--- begin Document section ---

Uh, one thing I want to touch on. Well, when we're in the weight room that coach was just talking about and the music's blaring and we put our team in little groups. It's fun to see the behaviors that the little groups come up with. Like, I remember one time the, one leader that's leading this. The music was so loud that the kids couldn't hear him talking or leading the cane. So the kids actually turned around in a circle on their own, and he started looking at the kid's mouth to hear it, you know? So you just see a little behaviors that, you know, and little leadership things that you pick up from kids, you might not see all the time, you know, of trying to overcome and adapt and, get the mission done when everything blown up around them, you know, it's, it's cool to watch and cool to see.

Luke:

Do you guys work out in the morning after school or during the day, or when does your team.

Rob:

Well, we're after school three days a week and we're in the morning every Friday. And that's in the off season. Then when we moved to, you know, summertime, it's going to be in the morning with our summer camp. So it really just kind of fluctuates.

Luke:

Okay. I was asking because part of that is. Paying attention, right? I mean, that's a big part of what you're trying to do. So I was curious if you saw a difference in the morning as opposed to after school. And then also I know like many programs, the majority of your kids play another sport, which always creates a little bit of a, I hate to use the word challenge. It's not a challenge. It's great that they're playing on their sports, but you know, you're trying to instill these skills and they can't be there a lot. So they're, it's not always being reinforced. So. do you do with those kids in multiple sports? And do you notice a difference in the morning and those Friday morning supposed to after.

--- end Document section ---

**Stated goal 1**
Summarize the coaching transcript in three sentences.
The transcript above and the records after it are unrelated material.

--- begin Provided data ---

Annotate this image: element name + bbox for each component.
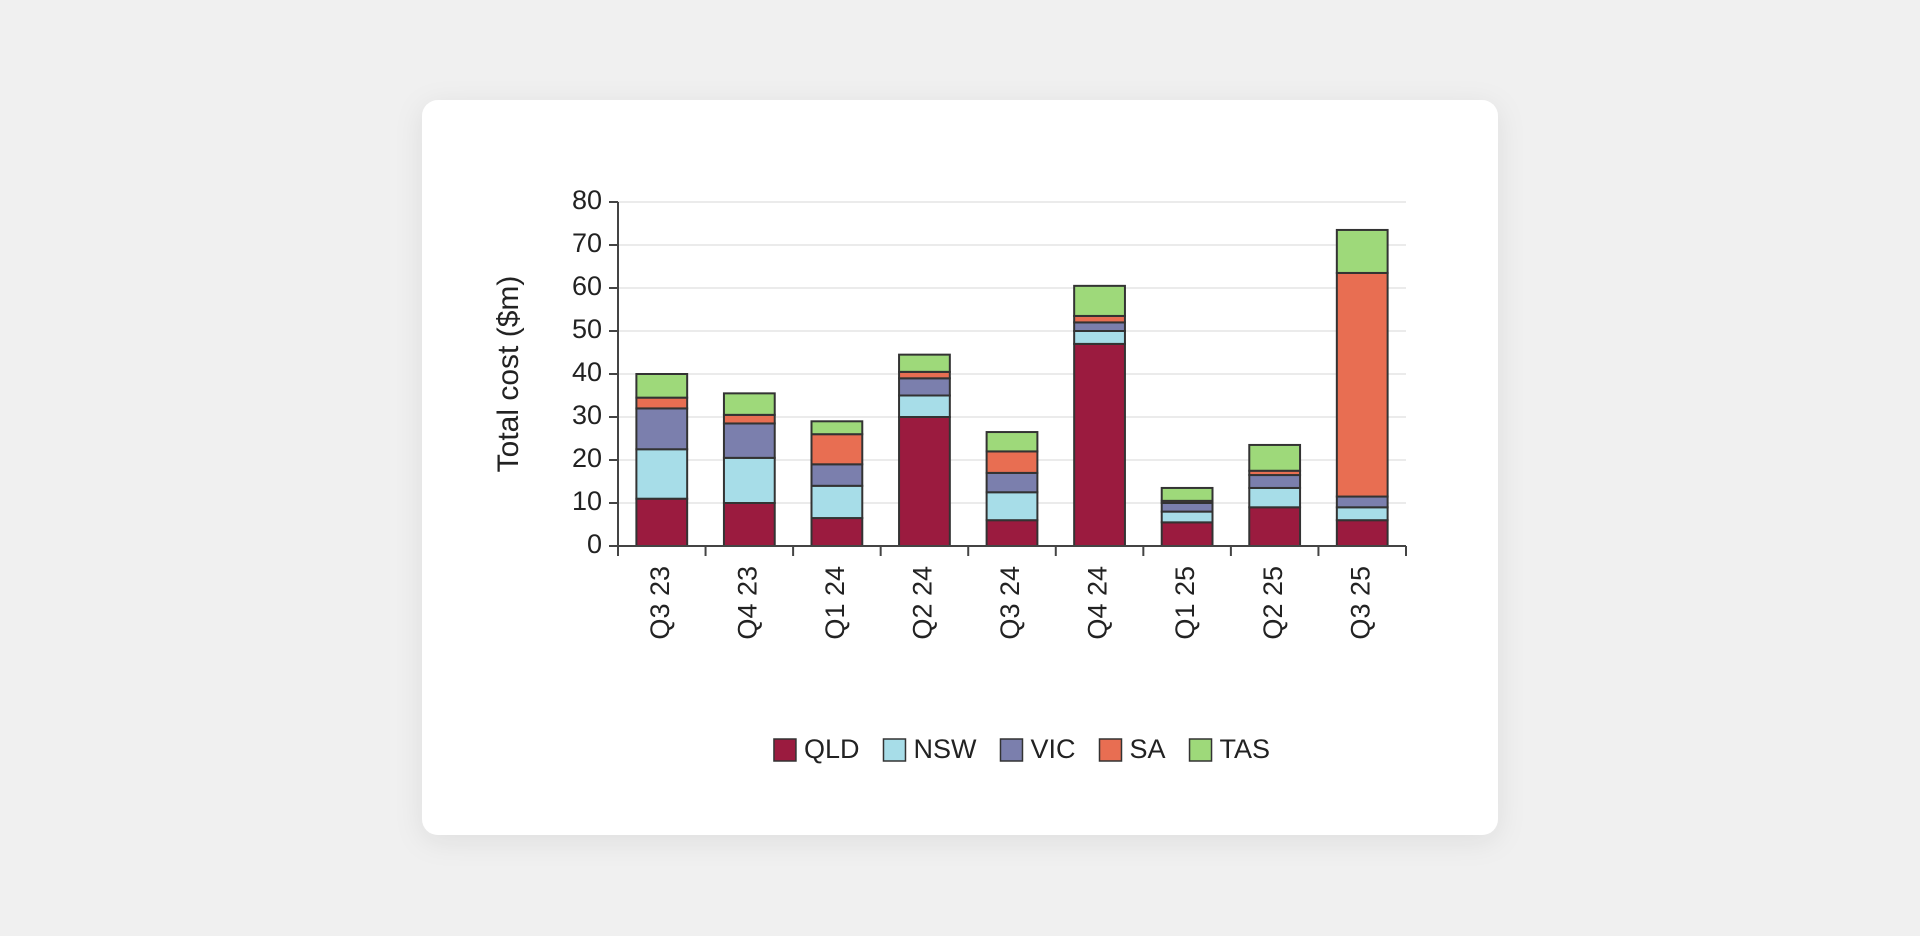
bar-segment	[985, 450, 1039, 474]
legend-label: VIC	[1030, 734, 1075, 764]
bar-segment	[810, 463, 864, 487]
bar-segment	[1073, 342, 1126, 547]
bar-segment	[635, 396, 689, 410]
x-tick-label: Q3 25	[1345, 566, 1375, 640]
bar-segment	[1335, 228, 1389, 274]
legend-swatch	[999, 738, 1024, 762]
bar-segment	[635, 373, 689, 399]
legend-label: NSW	[913, 734, 977, 764]
y-tick-label: 0	[587, 529, 602, 559]
bar-segment	[1248, 506, 1302, 547]
x-tick-label: Q1 25	[1170, 566, 1200, 640]
y-tick-label: 40	[572, 357, 602, 387]
bar-segment	[898, 416, 951, 547]
bar-segment	[1335, 495, 1389, 509]
x-tick-label: Q3 23	[645, 566, 675, 640]
y-tick-label: 70	[572, 228, 602, 258]
bar-segment	[810, 420, 864, 436]
x-tick-label: Q4 23	[732, 566, 762, 640]
bar-segment	[1335, 506, 1389, 522]
bar-segment	[1335, 519, 1389, 548]
legend-label: QLD	[804, 734, 860, 764]
bar-segment	[898, 377, 951, 397]
x-tick-label: Q1 24	[820, 566, 850, 640]
x-tick-label: Q2 24	[908, 566, 938, 640]
x-tick-label: Q3 24	[995, 566, 1025, 640]
legend-swatch	[773, 738, 797, 762]
y-tick-label: 10	[572, 486, 602, 516]
bar-segment	[1248, 443, 1302, 472]
bar-segment	[985, 431, 1039, 453]
bar-segment	[898, 353, 951, 373]
legend-label: TAS	[1220, 734, 1271, 764]
bar-segment	[810, 484, 864, 520]
bar-segment	[898, 394, 951, 418]
legend-label: SA	[1130, 734, 1166, 764]
bar-segment	[1248, 474, 1302, 489]
bar-segment	[985, 471, 1039, 494]
bar-segment	[810, 433, 864, 466]
bar-segment	[1248, 486, 1302, 509]
x-tick-label: Q2 25	[1258, 566, 1288, 640]
legend-swatch	[1188, 738, 1213, 762]
y-tick-label: 30	[572, 400, 602, 430]
bar-segment	[1073, 321, 1126, 332]
bar-segment	[722, 456, 776, 505]
bar-segment	[1335, 271, 1389, 498]
y-axis-label: Total cost ($m)	[492, 276, 525, 473]
legend-swatch	[882, 738, 907, 762]
bar-segment	[1160, 521, 1214, 547]
bar-segment	[1073, 284, 1126, 317]
bar-segment	[985, 491, 1039, 522]
bar-segment	[635, 407, 689, 451]
bar-segment	[635, 497, 689, 548]
y-tick-label: 80	[572, 185, 602, 215]
bar-segment	[722, 413, 776, 425]
y-tick-label: 20	[572, 443, 602, 473]
bar-segment	[1160, 510, 1214, 524]
bar-segment	[722, 422, 776, 459]
bar-segment	[985, 519, 1039, 548]
bar-segment	[1160, 502, 1214, 513]
x-tick-label: Q4 24	[1083, 566, 1113, 640]
card	[422, 100, 1498, 835]
y-tick-label: 60	[572, 271, 602, 301]
bar-segment	[1160, 486, 1214, 502]
bar-segment	[635, 448, 689, 500]
bar-segment	[722, 502, 776, 547]
y-tick-label: 50	[572, 314, 602, 344]
bar-segment	[722, 392, 776, 416]
legend-swatch	[1098, 738, 1123, 762]
bar-segment	[810, 517, 864, 547]
bar-segment	[1073, 330, 1126, 345]
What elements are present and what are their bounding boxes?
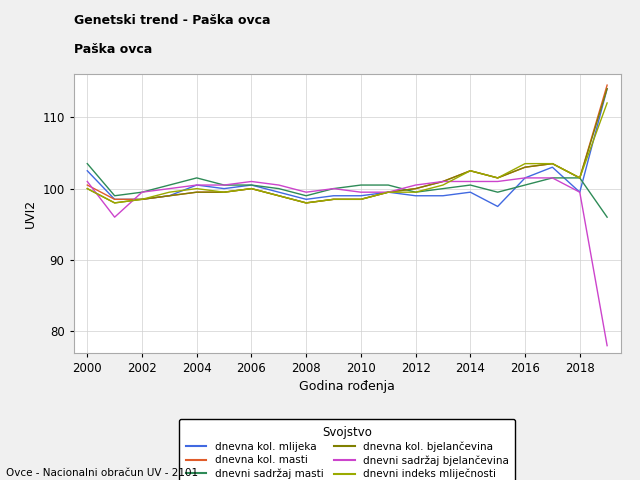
X-axis label: Godina rođenja: Godina rođenja <box>300 380 395 394</box>
Legend: dnevna kol. mlijeka, dnevna kol. masti, dnevni sadržaj masti, dnevna kol. bjelan: dnevna kol. mlijeka, dnevna kol. masti, … <box>179 419 515 480</box>
Text: Genetski trend - Paška ovca: Genetski trend - Paška ovca <box>74 14 270 27</box>
Y-axis label: UVI2: UVI2 <box>24 199 36 228</box>
Text: Paška ovca: Paška ovca <box>74 43 152 56</box>
Text: Ovce - Nacionalni obračun UV - 2101: Ovce - Nacionalni obračun UV - 2101 <box>6 468 198 478</box>
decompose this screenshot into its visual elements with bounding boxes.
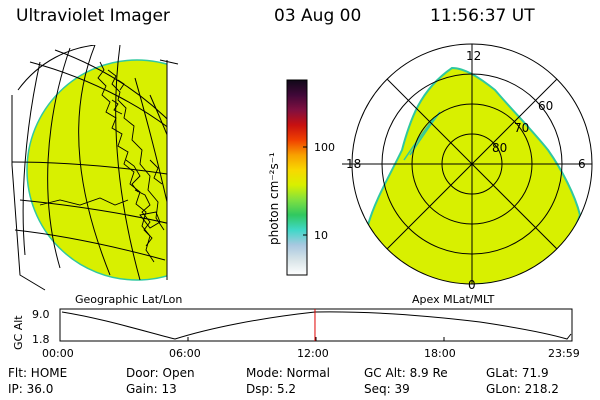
altitude-ylabel: GC Alt (12, 315, 25, 350)
altitude-curve (61, 311, 572, 340)
gc-alt-info: GC Alt: 8.9 Re (364, 366, 448, 380)
observation-date: 03 Aug 00 (274, 6, 362, 26)
altitude-ytick-min: 1.8 (32, 333, 50, 346)
polar-grid (342, 43, 593, 285)
polar-image: 12 18 6 0 60 70 80 (342, 43, 593, 292)
mlat-70-label: 70 (514, 121, 529, 135)
observation-time: 11:56:37 UT (430, 6, 535, 26)
geographic-label: Geographic Lat/Lon (75, 293, 182, 306)
xtick-0600: 06:00 (169, 347, 201, 360)
gain-info: Gain: 13 (126, 382, 177, 396)
colorbar-unit-label: photon cm⁻²s⁻¹ (267, 152, 281, 245)
ip-info: IP: 36.0 (8, 382, 54, 396)
seq-info: Seq: 39 (364, 382, 410, 396)
apex-label: Apex MLat/MLT (412, 293, 495, 306)
glat-info: GLat: 71.9 (486, 366, 549, 380)
colorbar-tick-100: 100 (314, 141, 335, 154)
colorbar-tick-10: 10 (314, 229, 328, 242)
mlat-80-label: 80 (492, 141, 507, 155)
colorbar-strip (286, 79, 308, 276)
xtick-2359: 23:59 (548, 347, 580, 360)
mlt-18-label: 18 (346, 157, 361, 171)
dsp-info: Dsp: 5.2 (246, 382, 297, 396)
mlat-60-label: 60 (538, 99, 553, 113)
altitude-plot-frame (59, 308, 573, 342)
altitude-ytick-max: 9.0 (32, 308, 50, 321)
mlt-0-label: 0 (468, 278, 476, 292)
mode-info: Mode: Normal (246, 366, 330, 380)
instrument-title: Ultraviolet Imager (16, 6, 170, 26)
xtick-1800: 18:00 (424, 347, 456, 360)
mlt-6-label: 6 (578, 157, 586, 171)
door-info: Door: Open (126, 366, 195, 380)
night-side-mask (167, 45, 262, 290)
altitude-x-ticks (59, 337, 573, 341)
altitude-plot: GC Alt 9.0 1.8 00:00 06:00 12:00 18:00 2… (12, 308, 580, 360)
colorbar: 100 10 photon cm⁻²s⁻¹ (267, 79, 335, 276)
glon-info: GLon: 218.2 (486, 382, 559, 396)
flight-info: Flt: HOME (8, 366, 68, 380)
xtick-0000: 00:00 (42, 347, 74, 360)
mlt-12-label: 12 (466, 49, 481, 63)
xtick-1200: 12:00 (297, 347, 329, 360)
geographic-image (11, 45, 262, 291)
coastlines (39, 61, 165, 263)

--- end Provided data ---

**Stated goal 2**
In the records, print every line from the one with "450, 1039, 474]" to the one with "566, 1025, 640]", both included, without any change.

**Output 1**
A speaker recalls that when the weight room music was too loud for a group leader to be heard, the kids turned into a circle on their own to keep going, which showed leadership and adaptation that is not always visible. Rob explains that the team trains after school three days a week and on Friday mornings in the off season, and in the morning during summer camp. Luke asks whether there is a difference between morning and after-school sessions, and what the program does with kids who play multiple sports.

**Output 2**
bar-segment	[985, 450, 1039, 474]
legend-label: VIC	[1030, 734, 1075, 764]
bar-segment	[810, 463, 864, 487]
bar-segment	[1073, 342, 1126, 547]
bar-segment	[635, 396, 689, 410]
x-tick-label: Q3 25	[1345, 566, 1375, 640]
bar-segment	[1335, 228, 1389, 274]
legend-swatch	[999, 738, 1024, 762]
bar-segment	[635, 373, 689, 399]
legend-label: NSW	[913, 734, 977, 764]
y-tick-label: 0	[587, 529, 602, 559]
bar-segment	[1248, 506, 1302, 547]
x-tick-label: Q1 25	[1170, 566, 1200, 640]
y-tick-label: 40	[572, 357, 602, 387]
bar-segment	[898, 416, 951, 547]
bar-segment	[1335, 495, 1389, 509]
x-tick-label: Q3 23	[645, 566, 675, 640]
y-tick-label: 70	[572, 228, 602, 258]
bar-segment	[810, 420, 864, 436]
x-tick-label: Q4 23	[732, 566, 762, 640]
bar-segment	[1335, 506, 1389, 522]
bar-segment	[1335, 519, 1389, 548]
legend-label: QLD	[804, 734, 860, 764]
bar-segment	[898, 377, 951, 397]
x-tick-label: Q1 24	[820, 566, 850, 640]
x-tick-label: Q2 24	[908, 566, 938, 640]
x-tick-label: Q3 24	[995, 566, 1025, 640]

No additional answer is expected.